--- begin Data records ---

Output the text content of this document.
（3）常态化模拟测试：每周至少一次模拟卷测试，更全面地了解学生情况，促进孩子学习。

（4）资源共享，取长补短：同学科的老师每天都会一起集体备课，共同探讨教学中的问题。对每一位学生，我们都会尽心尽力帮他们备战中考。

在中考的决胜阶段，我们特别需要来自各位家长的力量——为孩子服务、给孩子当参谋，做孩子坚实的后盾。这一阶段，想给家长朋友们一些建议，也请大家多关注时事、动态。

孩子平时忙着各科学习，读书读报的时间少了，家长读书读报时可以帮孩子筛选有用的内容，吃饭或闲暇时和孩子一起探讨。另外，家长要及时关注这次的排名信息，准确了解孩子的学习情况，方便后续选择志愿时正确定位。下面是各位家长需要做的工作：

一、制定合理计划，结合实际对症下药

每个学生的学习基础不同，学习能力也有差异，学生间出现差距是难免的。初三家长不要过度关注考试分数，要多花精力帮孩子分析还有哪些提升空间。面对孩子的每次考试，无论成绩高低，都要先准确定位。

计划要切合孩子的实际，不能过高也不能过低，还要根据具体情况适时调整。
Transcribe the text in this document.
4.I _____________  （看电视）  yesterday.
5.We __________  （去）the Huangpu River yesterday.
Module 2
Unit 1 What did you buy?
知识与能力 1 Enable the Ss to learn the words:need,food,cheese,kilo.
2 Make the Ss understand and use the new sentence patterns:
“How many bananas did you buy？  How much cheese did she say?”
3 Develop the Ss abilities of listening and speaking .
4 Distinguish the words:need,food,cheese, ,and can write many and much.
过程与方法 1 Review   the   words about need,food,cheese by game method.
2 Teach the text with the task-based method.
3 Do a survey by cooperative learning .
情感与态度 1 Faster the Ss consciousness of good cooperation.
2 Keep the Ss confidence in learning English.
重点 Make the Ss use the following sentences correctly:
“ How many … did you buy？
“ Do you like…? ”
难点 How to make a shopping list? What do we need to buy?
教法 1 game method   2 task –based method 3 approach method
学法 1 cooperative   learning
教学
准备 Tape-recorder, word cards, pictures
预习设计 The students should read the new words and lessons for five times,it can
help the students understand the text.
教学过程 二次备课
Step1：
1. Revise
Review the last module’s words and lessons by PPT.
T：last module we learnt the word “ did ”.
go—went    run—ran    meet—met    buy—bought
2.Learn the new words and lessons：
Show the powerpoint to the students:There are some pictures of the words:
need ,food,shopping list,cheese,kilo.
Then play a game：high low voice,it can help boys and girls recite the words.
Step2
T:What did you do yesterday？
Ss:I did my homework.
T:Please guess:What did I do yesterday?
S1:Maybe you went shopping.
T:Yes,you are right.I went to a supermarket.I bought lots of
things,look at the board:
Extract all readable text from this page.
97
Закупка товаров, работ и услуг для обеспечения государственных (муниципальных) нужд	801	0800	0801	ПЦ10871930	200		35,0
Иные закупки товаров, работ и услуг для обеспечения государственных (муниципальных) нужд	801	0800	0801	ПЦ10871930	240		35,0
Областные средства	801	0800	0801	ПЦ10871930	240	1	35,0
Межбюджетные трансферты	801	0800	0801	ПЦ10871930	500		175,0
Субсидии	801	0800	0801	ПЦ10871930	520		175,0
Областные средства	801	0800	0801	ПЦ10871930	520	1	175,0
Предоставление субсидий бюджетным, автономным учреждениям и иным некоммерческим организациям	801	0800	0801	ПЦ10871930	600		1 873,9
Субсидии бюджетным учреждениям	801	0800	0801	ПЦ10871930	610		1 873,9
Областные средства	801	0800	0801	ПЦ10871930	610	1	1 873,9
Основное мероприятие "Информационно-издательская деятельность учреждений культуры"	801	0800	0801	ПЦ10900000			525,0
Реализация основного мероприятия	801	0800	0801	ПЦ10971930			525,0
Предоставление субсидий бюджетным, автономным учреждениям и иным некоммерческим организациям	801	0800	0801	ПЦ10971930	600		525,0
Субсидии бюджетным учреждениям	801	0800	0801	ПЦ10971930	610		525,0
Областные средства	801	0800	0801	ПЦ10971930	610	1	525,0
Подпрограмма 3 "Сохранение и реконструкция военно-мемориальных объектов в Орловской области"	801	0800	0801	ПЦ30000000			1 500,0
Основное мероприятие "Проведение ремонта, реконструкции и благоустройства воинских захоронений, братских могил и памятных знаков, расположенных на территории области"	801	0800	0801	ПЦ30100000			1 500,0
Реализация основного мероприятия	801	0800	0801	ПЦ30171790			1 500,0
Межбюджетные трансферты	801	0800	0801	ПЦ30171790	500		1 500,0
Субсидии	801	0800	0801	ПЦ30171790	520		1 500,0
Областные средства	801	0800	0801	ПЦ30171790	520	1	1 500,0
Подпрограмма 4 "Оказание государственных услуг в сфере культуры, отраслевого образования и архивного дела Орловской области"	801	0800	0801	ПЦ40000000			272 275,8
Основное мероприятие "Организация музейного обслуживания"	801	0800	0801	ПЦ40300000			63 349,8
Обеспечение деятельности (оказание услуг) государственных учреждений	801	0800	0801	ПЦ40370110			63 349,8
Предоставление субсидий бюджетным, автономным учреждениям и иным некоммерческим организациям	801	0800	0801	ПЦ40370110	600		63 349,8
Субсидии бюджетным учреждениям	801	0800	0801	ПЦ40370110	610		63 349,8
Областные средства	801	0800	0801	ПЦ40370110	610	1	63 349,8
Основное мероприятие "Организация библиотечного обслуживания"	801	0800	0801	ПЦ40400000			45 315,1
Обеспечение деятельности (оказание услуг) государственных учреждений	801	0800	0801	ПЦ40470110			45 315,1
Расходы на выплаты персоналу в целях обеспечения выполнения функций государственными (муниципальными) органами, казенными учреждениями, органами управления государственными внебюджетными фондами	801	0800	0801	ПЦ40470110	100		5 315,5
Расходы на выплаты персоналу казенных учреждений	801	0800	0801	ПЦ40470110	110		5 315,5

--- end Data records ---

## Set exercise
Copy all the records above precisely.

## Right answer
Output the text content of this document.
（3）常态化模拟测试：每周至少一次模拟卷测试，更全面地了解学生情况，促进孩子学习。

（4）资源共享，取长补短：同学科的老师每天都会一起集体备课，共同探讨教学中的问题。对每一位学生，我们都会尽心尽力帮他们备战中考。

在中考的决胜阶段，我们特别需要来自各位家长的力量——为孩子服务、给孩子当参谋，做孩子坚实的后盾。这一阶段，想给家长朋友们一些建议，也请大家多关注时事、动态。

孩子平时忙着各科学习，读书读报的时间少了，家长读书读报时可以帮孩子筛选有用的内容，吃饭或闲暇时和孩子一起探讨。另外，家长要及时关注这次的排名信息，准确了解孩子的学习情况，方便后续选择志愿时正确定位。下面是各位家长需要做的工作：

一、制定合理计划，结合实际对症下药

每个学生的学习基础不同，学习能力也有差异，学生间出现差距是难免的。初三家长不要过度关注考试分数，要多花精力帮孩子分析还有哪些提升空间。面对孩子的每次考试，无论成绩高低，都要先准确定位。

计划要切合孩子的实际，不能过高也不能过低，还要根据具体情况适时调整。
Transcribe the text in this document.
4.I _____________  （看电视）  yesterday.
5.We __________  （去）the Huangpu River yesterday.
Module 2
Unit 1 What did you buy?
知识与能力 1 Enable the Ss to learn the words:need,food,cheese,kilo.
2 Make the Ss understand and use the new sentence patterns:
“How many bananas did you buy？  How much cheese did she say?”
3 Develop the Ss abilities of listening and speaking .
4 Distinguish the words:need,food,cheese, ,and can write many and much.
过程与方法 1 Review   the   words about need,food,cheese by game method.
2 Teach the text with the task-based method.
3 Do a survey by cooperative learning .
情感与态度 1 Faster the Ss consciousness of good cooperation.
2 Keep the Ss confidence in learning English.
重点 Make the Ss use the following sentences correctly:
“ How many … did you buy？
“ Do you like…? ”
难点 How to make a shopping list? What do we need to buy?
教法 1 game method   2 task –based method 3 approach method
学法 1 cooperative   learning
教学
准备 Tape-recorder, word cards, pictures
预习设计 The students should read the new words and lessons for five times,it can
help the students understand the text.
教学过程 二次备课
Step1：
1. Revise
Review the last module’s words and lessons by PPT.
T：last module we learnt the word “ did ”.
go—went    run—ran    meet—met    buy—bought
2.Learn the new words and lessons：
Show the powerpoint to the students:There are some pictures of the words:
need ,food,shopping list,cheese,kilo.
Then play a game：high low voice,it can help boys and girls recite the words.
Step2
T:What did you do yesterday？
Ss:I did my homework.
T:Please guess:What did I do yesterday?
S1:Maybe you went shopping.
T:Yes,you are right.I went to a supermarket.I bought lots of
things,look at the board:
Extract all readable text from this page.
97
Закупка товаров, работ и услуг для обеспечения государственных (муниципальных) нужд	801	0800	0801	ПЦ10871930	200		35,0
Иные закупки товаров, работ и услуг для обеспечения государственных (муниципальных) нужд	801	0800	0801	ПЦ10871930	240		35,0
Областные средства	801	0800	0801	ПЦ10871930	240	1	35,0
Межбюджетные трансферты	801	0800	0801	ПЦ10871930	500		175,0
Субсидии	801	0800	0801	ПЦ10871930	520		175,0
Областные средства	801	0800	0801	ПЦ10871930	520	1	175,0
Предоставление субсидий бюджетным, автономным учреждениям и иным некоммерческим организациям	801	0800	0801	ПЦ10871930	600		1 873,9
Субсидии бюджетным учреждениям	801	0800	0801	ПЦ10871930	610		1 873,9
Областные средства	801	0800	0801	ПЦ10871930	610	1	1 873,9
Основное мероприятие "Информационно-издательская деятельность учреждений культуры"	801	0800	0801	ПЦ10900000			525,0
Реализация основного мероприятия	801	0800	0801	ПЦ10971930			525,0
Предоставление субсидий бюджетным, автономным учреждениям и иным некоммерческим организациям	801	0800	0801	ПЦ10971930	600		525,0
Субсидии бюджетным учреждениям	801	0800	0801	ПЦ10971930	610		525,0
Областные средства	801	0800	0801	ПЦ10971930	610	1	525,0
Подпрограмма 3 "Сохранение и реконструкция военно-мемориальных объектов в Орловской области"	801	0800	0801	ПЦ30000000			1 500,0
Основное мероприятие "Проведение ремонта, реконструкции и благоустройства воинских захоронений, братских могил и памятных знаков, расположенных на территории области"	801	0800	0801	ПЦ30100000			1 500,0
Реализация основного мероприятия	801	0800	0801	ПЦ30171790			1 500,0
Межбюджетные трансферты	801	0800	0801	ПЦ30171790	500		1 500,0
Субсидии	801	0800	0801	ПЦ30171790	520		1 500,0
Областные средства	801	0800	0801	ПЦ30171790	520	1	1 500,0
Подпрограмма 4 "Оказание государственных услуг в сфере культуры, отраслевого образования и архивного дела Орловской области"	801	0800	0801	ПЦ40000000			272 275,8
Основное мероприятие "Организация музейного обслуживания"	801	0800	0801	ПЦ40300000			63 349,8
Обеспечение деятельности (оказание услуг) государственных учреждений	801	0800	0801	ПЦ40370110			63 349,8
Предоставление субсидий бюджетным, автономным учреждениям и иным некоммерческим организациям	801	0800	0801	ПЦ40370110	600		63 349,8
Субсидии бюджетным учреждениям	801	0800	0801	ПЦ40370110	610		63 349,8
Областные средства	801	0800	0801	ПЦ40370110	610	1	63 349,8
Основное мероприятие "Организация библиотечного обслуживания"	801	0800	0801	ПЦ40400000			45 315,1
Обеспечение деятельности (оказание услуг) государственных учреждений	801	0800	0801	ПЦ40470110			45 315,1
Расходы на выплаты персоналу в целях обеспечения выполнения функций государственными (муниципальными) органами, казенными учреждениями, органами управления государственными внебюджетными фондами	801	0800	0801	ПЦ40470110	100		5 315,5
Расходы на выплаты персоналу казенных учреждений	801	0800	0801	ПЦ40470110	110		5 315,5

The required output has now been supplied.